- INSTRUCTIONS FOR THE TASK -
Scan the data below for the string "this". Copy every line where it appears.

- DATASET CONTENT -
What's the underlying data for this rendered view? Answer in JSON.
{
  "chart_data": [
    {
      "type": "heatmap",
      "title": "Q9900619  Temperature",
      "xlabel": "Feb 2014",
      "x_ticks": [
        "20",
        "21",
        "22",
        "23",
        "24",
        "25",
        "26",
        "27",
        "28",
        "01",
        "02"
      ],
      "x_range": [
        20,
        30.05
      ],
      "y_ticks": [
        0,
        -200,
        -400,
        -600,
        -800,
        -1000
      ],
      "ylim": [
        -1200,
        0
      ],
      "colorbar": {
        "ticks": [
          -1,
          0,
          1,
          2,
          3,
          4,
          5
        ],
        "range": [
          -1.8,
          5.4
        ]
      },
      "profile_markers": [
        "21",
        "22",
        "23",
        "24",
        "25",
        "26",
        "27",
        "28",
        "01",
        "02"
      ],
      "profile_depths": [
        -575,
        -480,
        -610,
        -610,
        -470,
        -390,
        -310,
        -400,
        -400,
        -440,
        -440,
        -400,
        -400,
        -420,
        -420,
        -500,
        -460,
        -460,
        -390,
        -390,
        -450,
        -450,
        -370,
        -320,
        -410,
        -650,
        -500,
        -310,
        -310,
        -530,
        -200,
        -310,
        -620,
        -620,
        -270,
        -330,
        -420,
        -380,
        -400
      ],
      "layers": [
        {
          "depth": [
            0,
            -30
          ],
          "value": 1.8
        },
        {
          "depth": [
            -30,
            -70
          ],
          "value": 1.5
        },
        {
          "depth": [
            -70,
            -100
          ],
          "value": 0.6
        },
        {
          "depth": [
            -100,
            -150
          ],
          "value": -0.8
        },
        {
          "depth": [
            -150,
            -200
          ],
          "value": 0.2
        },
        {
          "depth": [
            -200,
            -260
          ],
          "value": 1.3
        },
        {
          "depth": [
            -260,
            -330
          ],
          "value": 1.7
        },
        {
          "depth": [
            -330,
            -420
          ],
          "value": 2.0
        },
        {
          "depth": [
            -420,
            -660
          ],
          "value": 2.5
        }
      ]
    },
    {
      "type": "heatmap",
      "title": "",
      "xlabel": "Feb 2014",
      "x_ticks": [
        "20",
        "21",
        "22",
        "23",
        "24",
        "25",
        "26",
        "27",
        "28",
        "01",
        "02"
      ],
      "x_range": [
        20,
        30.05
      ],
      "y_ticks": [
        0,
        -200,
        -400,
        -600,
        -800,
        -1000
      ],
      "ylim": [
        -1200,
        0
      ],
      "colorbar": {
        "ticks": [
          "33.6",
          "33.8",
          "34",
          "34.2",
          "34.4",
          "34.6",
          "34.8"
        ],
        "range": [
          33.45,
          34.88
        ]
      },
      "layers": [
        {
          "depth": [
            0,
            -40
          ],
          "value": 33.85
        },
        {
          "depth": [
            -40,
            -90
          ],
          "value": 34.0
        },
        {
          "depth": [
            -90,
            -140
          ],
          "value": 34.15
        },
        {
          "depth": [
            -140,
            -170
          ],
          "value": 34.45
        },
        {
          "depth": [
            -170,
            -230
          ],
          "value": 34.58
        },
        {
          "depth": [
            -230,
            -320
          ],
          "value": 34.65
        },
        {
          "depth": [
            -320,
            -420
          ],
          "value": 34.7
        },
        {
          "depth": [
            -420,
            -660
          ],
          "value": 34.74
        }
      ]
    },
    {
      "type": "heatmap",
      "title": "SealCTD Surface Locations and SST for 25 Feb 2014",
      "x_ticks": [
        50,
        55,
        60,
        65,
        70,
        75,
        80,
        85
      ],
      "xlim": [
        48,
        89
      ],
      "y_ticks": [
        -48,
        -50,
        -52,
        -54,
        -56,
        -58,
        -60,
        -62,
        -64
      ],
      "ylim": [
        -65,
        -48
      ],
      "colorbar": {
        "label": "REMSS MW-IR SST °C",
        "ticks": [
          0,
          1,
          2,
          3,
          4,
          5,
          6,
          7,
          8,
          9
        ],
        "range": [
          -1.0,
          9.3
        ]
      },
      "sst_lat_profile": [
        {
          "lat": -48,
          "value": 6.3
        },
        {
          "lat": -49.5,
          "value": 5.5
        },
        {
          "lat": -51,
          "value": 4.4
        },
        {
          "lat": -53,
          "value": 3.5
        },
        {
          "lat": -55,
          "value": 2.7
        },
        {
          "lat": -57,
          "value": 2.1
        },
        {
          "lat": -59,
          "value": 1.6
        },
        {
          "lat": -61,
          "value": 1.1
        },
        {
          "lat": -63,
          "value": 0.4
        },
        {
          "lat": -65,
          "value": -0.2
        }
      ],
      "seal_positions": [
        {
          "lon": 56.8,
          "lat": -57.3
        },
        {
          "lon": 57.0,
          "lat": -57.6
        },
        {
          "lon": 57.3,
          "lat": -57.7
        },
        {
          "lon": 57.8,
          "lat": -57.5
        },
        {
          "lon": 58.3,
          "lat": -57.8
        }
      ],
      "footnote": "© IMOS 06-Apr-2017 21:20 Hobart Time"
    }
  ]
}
--
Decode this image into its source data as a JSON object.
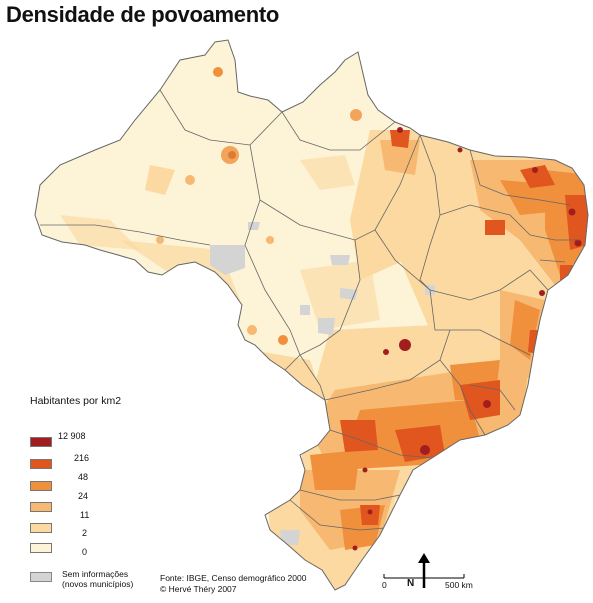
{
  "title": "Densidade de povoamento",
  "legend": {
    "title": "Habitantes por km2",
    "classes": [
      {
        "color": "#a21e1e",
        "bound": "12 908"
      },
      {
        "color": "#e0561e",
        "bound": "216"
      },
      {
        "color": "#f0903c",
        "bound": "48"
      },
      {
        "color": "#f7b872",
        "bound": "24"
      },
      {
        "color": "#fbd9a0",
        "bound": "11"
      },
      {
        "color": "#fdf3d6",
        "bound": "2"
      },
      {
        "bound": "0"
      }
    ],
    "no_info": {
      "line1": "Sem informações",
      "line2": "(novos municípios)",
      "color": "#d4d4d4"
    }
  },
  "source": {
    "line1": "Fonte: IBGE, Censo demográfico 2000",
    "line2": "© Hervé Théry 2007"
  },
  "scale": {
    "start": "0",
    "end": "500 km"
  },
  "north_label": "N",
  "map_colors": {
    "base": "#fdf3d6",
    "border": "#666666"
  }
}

- WRITTEN ANSWER -
What's the underlying data for this rendered view? Answer in JSON.
Decode this image into its source data as a JSON object.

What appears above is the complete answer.